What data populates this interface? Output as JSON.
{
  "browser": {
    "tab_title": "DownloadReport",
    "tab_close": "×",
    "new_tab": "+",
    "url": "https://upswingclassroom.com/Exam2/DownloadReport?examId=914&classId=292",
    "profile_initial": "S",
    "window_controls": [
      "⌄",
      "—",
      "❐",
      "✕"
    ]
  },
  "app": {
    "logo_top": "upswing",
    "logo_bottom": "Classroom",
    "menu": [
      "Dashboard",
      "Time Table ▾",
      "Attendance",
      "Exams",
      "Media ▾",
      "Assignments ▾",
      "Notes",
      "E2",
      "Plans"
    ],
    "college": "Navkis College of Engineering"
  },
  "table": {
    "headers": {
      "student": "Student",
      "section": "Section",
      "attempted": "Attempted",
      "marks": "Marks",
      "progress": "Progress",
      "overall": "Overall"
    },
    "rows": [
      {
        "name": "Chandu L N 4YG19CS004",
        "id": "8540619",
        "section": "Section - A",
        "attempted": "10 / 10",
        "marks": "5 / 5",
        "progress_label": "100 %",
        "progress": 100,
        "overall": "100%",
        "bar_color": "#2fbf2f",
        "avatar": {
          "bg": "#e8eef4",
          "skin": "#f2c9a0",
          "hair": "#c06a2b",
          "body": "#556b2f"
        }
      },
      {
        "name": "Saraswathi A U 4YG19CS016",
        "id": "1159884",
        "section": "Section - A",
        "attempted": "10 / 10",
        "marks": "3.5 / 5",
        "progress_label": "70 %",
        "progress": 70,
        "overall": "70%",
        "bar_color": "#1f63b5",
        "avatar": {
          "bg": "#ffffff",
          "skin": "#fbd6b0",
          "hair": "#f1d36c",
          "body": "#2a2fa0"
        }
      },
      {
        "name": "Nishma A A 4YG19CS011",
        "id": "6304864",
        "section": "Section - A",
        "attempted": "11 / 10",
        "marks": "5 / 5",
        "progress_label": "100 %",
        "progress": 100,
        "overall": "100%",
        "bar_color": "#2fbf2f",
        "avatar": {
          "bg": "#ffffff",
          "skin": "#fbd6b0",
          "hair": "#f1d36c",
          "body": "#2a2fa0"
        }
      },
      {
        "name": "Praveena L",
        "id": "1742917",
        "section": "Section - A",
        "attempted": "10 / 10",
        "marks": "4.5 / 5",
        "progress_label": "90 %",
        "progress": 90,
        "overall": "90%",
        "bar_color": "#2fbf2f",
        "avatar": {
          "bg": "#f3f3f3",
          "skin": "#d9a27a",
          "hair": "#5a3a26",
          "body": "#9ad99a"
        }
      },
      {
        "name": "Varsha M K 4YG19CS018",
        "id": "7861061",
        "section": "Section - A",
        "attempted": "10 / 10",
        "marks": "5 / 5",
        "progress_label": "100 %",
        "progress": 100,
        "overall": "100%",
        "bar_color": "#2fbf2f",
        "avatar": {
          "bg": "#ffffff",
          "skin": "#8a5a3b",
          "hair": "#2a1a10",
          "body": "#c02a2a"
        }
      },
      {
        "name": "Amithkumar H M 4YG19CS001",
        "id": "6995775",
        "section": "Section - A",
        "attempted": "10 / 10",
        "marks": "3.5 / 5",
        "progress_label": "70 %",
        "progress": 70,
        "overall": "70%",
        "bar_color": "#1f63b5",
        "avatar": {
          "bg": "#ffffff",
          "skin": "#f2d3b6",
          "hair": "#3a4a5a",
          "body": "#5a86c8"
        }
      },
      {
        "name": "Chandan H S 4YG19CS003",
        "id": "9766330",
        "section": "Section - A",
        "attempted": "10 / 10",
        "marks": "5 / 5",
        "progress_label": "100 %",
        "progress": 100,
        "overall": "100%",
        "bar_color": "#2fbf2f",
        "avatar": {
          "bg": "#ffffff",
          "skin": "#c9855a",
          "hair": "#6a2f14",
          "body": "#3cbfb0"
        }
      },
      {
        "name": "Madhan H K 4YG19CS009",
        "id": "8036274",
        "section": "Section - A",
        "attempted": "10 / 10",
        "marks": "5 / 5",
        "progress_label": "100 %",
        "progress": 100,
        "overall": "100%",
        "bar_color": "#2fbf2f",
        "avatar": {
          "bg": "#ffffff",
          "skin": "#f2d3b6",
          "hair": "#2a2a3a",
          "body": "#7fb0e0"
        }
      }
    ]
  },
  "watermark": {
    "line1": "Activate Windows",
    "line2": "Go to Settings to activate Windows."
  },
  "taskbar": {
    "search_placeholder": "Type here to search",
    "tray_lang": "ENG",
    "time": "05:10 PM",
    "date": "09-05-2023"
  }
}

> Required task
Count the lines in the entries above that include the string "skin", then give only that figure.

> The result
8